## Data listing
_ _ _ _ _ _ _

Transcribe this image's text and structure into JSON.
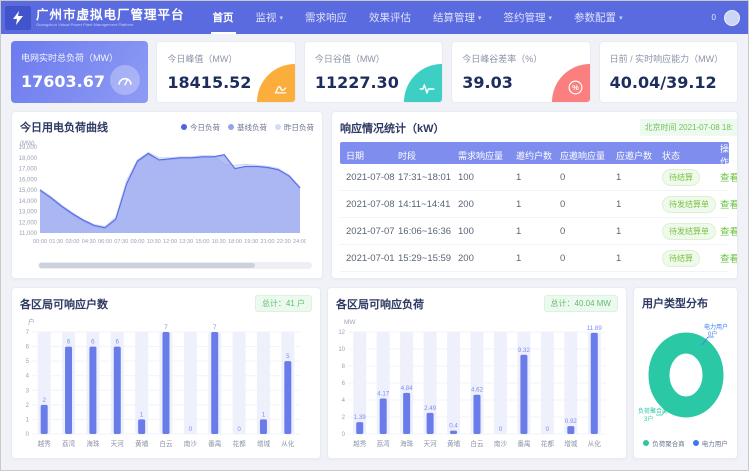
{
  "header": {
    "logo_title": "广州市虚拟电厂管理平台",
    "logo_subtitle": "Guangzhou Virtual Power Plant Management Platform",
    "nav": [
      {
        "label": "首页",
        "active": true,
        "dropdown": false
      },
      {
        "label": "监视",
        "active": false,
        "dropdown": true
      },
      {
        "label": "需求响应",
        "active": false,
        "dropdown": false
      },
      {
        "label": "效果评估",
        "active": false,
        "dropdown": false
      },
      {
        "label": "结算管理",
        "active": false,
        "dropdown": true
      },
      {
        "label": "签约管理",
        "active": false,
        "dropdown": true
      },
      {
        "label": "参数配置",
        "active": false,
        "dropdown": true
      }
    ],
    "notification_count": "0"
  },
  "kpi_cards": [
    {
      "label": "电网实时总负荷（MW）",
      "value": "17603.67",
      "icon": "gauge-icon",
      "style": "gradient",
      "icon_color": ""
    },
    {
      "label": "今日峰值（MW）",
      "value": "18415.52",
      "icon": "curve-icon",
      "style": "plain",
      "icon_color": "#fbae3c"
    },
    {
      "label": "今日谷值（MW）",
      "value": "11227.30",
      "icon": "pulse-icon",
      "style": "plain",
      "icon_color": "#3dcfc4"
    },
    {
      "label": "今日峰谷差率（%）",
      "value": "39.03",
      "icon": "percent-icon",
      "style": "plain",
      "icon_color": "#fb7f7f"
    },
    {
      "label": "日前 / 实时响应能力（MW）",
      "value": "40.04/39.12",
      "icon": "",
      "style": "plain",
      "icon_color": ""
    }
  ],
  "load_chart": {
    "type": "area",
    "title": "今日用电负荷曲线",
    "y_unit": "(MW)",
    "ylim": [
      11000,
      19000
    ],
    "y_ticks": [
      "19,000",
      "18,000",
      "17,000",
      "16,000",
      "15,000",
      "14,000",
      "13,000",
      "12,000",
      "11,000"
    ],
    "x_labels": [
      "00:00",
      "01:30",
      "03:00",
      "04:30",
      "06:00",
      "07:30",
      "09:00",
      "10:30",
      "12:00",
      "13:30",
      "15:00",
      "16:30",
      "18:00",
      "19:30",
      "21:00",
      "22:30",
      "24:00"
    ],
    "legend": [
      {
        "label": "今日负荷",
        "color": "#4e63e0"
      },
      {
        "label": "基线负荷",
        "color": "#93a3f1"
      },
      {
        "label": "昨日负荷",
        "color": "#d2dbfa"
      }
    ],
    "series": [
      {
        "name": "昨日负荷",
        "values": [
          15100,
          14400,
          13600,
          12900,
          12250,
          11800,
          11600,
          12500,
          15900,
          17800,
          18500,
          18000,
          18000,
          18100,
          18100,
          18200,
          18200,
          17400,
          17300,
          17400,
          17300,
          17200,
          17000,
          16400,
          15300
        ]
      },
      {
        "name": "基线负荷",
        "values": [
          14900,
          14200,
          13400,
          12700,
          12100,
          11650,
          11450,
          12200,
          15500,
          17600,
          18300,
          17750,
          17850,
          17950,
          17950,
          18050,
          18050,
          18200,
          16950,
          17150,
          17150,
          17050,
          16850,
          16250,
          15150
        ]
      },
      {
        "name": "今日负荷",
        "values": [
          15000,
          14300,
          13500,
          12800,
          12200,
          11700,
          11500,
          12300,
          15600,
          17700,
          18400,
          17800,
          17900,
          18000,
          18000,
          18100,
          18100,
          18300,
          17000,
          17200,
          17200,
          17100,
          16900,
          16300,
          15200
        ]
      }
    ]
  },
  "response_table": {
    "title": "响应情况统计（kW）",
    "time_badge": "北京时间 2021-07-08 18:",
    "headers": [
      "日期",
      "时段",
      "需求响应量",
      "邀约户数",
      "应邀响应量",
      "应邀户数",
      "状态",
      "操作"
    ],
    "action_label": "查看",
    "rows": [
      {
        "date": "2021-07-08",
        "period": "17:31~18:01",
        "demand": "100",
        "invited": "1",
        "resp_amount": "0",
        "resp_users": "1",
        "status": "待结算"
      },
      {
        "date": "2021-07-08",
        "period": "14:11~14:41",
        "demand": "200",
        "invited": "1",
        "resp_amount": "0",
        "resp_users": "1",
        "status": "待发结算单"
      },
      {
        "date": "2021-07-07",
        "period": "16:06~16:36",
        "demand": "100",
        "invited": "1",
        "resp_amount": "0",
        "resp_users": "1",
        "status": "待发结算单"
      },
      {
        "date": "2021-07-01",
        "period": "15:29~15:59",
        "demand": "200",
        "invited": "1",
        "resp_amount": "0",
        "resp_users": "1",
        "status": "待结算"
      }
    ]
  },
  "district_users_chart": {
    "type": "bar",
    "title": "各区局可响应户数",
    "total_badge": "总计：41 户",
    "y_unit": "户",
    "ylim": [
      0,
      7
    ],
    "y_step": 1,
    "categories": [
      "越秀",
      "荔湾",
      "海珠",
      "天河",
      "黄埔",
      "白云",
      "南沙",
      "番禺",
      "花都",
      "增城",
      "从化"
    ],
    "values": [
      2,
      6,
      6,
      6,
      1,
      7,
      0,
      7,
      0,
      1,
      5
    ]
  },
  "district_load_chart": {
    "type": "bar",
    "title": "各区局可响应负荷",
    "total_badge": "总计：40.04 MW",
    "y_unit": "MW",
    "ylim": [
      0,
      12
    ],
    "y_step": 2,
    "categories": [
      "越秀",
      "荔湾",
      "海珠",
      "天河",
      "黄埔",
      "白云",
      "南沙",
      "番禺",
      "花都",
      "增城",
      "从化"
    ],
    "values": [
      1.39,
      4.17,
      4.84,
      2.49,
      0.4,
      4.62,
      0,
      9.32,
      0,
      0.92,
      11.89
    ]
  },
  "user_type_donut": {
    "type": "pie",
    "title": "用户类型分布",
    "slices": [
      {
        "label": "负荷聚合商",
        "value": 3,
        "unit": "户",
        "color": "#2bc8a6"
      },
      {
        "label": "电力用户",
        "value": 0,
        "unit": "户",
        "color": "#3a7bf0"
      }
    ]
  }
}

_ _ _ _ _ _ _

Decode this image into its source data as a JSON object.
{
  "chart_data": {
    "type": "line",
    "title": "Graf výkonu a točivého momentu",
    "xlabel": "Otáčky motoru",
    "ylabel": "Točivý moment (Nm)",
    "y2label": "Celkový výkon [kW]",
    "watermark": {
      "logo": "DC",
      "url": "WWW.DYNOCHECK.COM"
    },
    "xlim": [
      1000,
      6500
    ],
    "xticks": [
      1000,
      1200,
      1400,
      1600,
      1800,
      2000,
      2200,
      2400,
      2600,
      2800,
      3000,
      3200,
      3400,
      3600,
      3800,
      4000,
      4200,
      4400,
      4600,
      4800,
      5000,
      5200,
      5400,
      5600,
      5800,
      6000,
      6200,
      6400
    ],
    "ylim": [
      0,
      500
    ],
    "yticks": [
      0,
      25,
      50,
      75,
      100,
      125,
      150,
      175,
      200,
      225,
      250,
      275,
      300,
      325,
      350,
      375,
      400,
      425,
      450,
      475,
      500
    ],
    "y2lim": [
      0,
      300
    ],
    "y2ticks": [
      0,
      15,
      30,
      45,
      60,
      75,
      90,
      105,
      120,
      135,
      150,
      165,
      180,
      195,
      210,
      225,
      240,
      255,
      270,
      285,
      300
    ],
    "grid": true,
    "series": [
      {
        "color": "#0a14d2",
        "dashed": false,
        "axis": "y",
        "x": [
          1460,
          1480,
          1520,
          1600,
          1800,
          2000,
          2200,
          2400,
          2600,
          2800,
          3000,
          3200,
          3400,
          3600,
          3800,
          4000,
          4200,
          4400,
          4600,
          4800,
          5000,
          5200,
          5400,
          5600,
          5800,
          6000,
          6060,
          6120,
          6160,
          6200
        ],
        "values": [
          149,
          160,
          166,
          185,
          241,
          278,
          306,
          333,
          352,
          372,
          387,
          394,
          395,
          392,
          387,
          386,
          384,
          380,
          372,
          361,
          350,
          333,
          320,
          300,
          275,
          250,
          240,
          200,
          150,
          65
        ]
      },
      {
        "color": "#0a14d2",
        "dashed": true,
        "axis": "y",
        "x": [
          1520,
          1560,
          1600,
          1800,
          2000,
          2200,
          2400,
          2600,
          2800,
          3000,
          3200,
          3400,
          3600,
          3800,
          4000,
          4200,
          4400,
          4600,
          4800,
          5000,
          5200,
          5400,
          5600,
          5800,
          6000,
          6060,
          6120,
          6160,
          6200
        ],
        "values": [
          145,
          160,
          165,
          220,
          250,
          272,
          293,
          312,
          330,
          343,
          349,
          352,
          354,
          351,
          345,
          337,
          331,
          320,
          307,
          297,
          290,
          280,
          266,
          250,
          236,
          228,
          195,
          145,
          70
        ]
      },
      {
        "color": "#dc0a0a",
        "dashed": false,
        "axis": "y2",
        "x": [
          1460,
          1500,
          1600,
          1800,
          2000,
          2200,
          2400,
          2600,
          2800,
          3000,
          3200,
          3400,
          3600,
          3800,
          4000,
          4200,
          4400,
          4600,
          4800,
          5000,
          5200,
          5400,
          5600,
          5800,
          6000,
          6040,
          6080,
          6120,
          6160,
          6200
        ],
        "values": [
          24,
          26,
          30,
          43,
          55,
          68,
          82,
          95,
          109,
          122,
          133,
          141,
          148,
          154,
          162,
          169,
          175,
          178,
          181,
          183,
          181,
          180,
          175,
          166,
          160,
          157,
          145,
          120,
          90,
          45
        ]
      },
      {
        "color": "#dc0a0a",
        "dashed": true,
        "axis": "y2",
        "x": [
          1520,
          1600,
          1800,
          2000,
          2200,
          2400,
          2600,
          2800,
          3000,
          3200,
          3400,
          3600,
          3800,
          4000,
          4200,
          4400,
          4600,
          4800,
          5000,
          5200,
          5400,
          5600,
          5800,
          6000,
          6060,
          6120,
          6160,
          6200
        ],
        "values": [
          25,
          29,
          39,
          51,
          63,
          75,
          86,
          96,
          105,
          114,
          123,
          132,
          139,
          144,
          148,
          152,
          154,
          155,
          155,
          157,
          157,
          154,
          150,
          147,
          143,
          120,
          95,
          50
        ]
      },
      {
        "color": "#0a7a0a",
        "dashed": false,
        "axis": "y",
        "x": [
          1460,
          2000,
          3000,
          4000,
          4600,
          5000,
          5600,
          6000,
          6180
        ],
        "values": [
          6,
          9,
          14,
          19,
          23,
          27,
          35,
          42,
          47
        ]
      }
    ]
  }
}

_ _ _ _ _ _ _

## WHAT TO WORK ON
Show every line above in which the word "this" occurs.

## FINISHED EXERCISE
Transcribe this image's text and structure into JSON.
Decode this image into its source data as a JSON object.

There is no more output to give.